→ 本文抜粋:
他人からの高評価が自分を追い詰める
多くの人は、他人から評価されることに喜びを感じ、
「次も頑張ろう」「また褒められるように努力しよう」
と思うものです。
他人から評価されることは、頑張るためのエネルギーになります。
しかし。
それと同時に、自分を追い詰めるものでもあるのです。
「褒められることが嬉しい」につきまとう恐怖
仕事で結果を出したときや、学校のテストでいい点数をとったとき。
みなさんの周りの人はどんな反応を示しますか?
「よくやった!すごいぞ!」
「えらい!頑張ったわね!」
などという言葉をかけてくれるのではないでしょうか。
いわゆる「褒められる」というやつですね。
人は、褒められると嬉しいのです。モチベーションを高く保ち
さらに精進しようとするものです。
褒められることは、努力を継続したり、向上心を
持って物事に取り組むためのエネルギーになります。
これは、みなさんも体験しているからわかると思います。
ただ、ここにひとつ問題があります。わかりますか?
「褒められる」には必ず終わりが来る
褒められたことが嬉しい → 努力する
上達する → 褒められる → さらに努力する
上達する → また褒められる → もっともっと努力する
しばらくこれが続きます。
ですが、努力が結果に結びつくにも限度があるのです。
だんだん上達の幅が少なくなり、しまいには上達できない時がやってきます。
結果が出ない → 褒められない
・・・あんなに頑張ったのに褒められない
ここが天井になります。
「褒められる」ことのガソリンがエンジンを焼き切る
また、天井に達する前に体に限界が来てしまうと、妻のような状態に陥ります。
車に例えれば、
褒められる=ガソリンを入れてもらっている
そんな状態です。ガソリンがなくならないので、前に進むことができます。
でも、ガソリンさえそそぎ続ければ車が順調に走れるのか。
そうではありません。
たまにはエンジンを休ませて全体のメンテナンスを行う必要があるのです。
そうでなければ、動き続けたエンジンが焼き切れ、車は止まってしまいます。
妻を動かし続けた複数のガソリン
教員である妻を動かし続けたガソリンもまた、他人から褒められること、他人からの高評価でした。
教師の仕事は教科書に沿って授業を進めることですが、同じページを教えるにしても、その授業内容は先生によって千差万別です。
妻は、生徒が少しでも授業に興味を持ってくれるように努力しました。黒板に貼るカードを自作したり、グループで行うゲーム実習を考えたり。
生徒からは「先生の授業は楽しい」「授業が好きになりました」と言ってもらえたと喜んでいました。
これが「授業をもっと良いものにしたい」のガソリン。
また、教師の仕事は授業だけではありません。部活指導、掲示物づくり、会議、研修など多岐にわたります。基本的には割り振りが決められて担当するのですが、ひとつの業務を複数の先生で持つ場合があります。
わかりやすいのは、野球部の顧問に先生が2人つく、などですね。
このとき、妻が頑張って働くと、もう一人の先生から感謝されるという現象が起こります。当然ですよね。2人で持っている仕事を頑張ってもらったわけですから。
で、これが「授業以外の仕事も頑張ろう」のガソリン。
生徒やほかの先生からの評価の声があると、教頭や校長にもその気配は届くようで。
「先生、最近頑張ってるようですね。」
「期待していますよ」
こう言われて妻はますますやる気になった。少しくらい残業が増えたり、自分の睡眠時間が削れたりしてもいいから頑張ろうと思うようになった。
これが、「上司から褒められたい」のガソリン。
エンジン停止
他にもあるかもしれませんが、少なくともこの3つのガソリンがほぼ同時に、妻に注がれ続けました。
妻のエンジンは高回転で回り続けます。
そして、数か月にわたって回り続けた妻のエンジンは毎晩、就寝前に煙を吹くようになりました。
この煙が、炎に変わったあの夜。
父ちゃんは妻に病院へ行くように告げたのでした。

→ 抽出データ:
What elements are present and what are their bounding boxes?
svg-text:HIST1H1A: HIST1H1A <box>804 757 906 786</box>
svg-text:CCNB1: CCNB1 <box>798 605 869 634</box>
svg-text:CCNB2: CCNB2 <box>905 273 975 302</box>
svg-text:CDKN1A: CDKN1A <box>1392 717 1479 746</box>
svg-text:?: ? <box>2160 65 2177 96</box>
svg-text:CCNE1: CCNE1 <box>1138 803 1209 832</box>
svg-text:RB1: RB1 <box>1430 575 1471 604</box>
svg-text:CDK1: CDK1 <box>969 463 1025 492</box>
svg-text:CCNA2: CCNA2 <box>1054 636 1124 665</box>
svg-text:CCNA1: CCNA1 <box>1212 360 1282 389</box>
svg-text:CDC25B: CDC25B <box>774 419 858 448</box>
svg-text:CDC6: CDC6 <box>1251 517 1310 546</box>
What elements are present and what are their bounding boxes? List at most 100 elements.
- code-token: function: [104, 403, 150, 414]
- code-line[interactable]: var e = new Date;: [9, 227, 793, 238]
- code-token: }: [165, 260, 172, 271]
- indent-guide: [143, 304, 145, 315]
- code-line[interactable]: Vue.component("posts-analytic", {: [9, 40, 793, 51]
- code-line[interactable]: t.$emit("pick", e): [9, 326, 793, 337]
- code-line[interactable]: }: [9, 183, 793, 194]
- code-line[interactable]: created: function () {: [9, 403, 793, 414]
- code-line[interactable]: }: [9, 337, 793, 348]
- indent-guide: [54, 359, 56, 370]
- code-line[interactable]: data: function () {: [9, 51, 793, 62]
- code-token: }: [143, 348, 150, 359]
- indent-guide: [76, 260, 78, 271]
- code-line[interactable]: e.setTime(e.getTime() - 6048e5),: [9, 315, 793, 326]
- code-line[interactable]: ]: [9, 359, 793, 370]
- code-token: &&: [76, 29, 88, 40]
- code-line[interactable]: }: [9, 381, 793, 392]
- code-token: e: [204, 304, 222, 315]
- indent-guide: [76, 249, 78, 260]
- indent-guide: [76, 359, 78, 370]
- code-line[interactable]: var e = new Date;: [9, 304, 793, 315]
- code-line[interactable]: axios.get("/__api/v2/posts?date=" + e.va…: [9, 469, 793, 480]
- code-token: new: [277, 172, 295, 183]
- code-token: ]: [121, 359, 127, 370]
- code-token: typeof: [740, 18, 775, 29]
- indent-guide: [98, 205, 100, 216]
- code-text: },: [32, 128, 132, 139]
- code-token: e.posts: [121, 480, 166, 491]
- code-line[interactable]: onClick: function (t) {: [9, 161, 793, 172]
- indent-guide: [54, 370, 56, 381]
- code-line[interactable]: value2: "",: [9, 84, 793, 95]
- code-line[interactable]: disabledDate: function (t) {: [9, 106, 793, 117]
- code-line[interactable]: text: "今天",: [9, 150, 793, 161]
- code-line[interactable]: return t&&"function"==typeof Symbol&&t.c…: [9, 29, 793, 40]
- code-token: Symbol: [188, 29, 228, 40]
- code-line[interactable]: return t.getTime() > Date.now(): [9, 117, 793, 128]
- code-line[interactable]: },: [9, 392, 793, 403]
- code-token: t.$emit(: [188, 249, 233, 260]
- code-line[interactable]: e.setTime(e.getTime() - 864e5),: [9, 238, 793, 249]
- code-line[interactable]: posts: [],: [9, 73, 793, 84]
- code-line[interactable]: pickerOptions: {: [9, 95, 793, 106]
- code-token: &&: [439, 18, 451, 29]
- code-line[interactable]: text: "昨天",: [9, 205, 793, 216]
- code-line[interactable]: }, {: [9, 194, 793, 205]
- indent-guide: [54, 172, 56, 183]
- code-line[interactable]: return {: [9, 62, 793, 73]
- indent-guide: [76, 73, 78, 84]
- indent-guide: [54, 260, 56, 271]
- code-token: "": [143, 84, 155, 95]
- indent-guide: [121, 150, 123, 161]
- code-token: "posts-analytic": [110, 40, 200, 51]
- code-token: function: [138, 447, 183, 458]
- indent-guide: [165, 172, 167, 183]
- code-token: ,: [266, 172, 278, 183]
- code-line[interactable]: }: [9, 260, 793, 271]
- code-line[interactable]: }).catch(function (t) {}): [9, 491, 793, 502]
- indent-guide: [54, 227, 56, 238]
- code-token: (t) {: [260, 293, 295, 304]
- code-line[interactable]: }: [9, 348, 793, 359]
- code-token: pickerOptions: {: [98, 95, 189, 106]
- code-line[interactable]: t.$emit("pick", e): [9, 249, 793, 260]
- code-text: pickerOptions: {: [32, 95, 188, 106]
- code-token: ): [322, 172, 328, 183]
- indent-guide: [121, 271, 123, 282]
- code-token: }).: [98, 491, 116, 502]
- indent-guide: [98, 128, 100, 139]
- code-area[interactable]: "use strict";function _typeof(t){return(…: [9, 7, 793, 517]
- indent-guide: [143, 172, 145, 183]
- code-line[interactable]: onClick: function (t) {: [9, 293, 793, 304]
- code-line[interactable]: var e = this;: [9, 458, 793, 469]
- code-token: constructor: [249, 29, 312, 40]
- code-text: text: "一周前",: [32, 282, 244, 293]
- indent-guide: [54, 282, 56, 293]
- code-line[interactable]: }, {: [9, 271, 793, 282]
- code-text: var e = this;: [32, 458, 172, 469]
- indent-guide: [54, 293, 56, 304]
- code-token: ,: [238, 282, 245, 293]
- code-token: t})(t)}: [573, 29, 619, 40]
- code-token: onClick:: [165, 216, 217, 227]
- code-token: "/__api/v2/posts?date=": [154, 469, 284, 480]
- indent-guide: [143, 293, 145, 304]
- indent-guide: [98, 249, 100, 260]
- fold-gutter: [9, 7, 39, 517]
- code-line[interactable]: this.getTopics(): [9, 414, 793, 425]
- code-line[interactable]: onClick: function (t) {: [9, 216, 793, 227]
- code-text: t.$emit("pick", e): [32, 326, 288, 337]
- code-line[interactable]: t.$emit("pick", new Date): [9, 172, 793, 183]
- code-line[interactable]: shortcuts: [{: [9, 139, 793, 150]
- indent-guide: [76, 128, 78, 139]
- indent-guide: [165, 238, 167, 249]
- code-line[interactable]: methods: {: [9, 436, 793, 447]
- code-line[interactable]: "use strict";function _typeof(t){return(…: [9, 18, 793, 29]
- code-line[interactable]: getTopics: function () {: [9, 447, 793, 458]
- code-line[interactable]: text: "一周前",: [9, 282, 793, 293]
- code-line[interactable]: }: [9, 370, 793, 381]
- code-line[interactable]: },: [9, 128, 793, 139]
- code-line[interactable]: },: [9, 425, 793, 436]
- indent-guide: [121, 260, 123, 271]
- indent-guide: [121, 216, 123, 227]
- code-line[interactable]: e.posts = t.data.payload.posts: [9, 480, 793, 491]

→ 練習問題:
1. 本文について、次の問いに答えよ。
(a) 妻の職業は何か。
(b) 妻が黒板に貼るために自作したものは何か。
(c) ひとつの業務を複数の先生で持つ例として、何が挙げられているか。
2. 本文の「ですが、努力が結果に結びつくにも限度があるのです。」から「また、天井に達する前に体に限界が来てしまうと、妻のような状態に陥ります。」までを、末尾の語句も含めて一字も変えずに返すこと。
データは本文とは関係がない。

→ 解答:
1.
(a) 教員
(b) カード
(c) 野球部の顧問に先生が2人つくこと

2.
ですが、努力が結果に結びつくにも限度があるのです。
だんだん上達の幅が少なくなり、しまいには上達できない時がやってきます。
結果が出ない → 褒められない
・・・あんなに頑張ったのに褒められない
ここが天井になります。
「褒められる」ことのガソリンがエンジンを焼き切る
また、天井に達する前に体に限界が来てしまうと、妻のような状態に陥ります。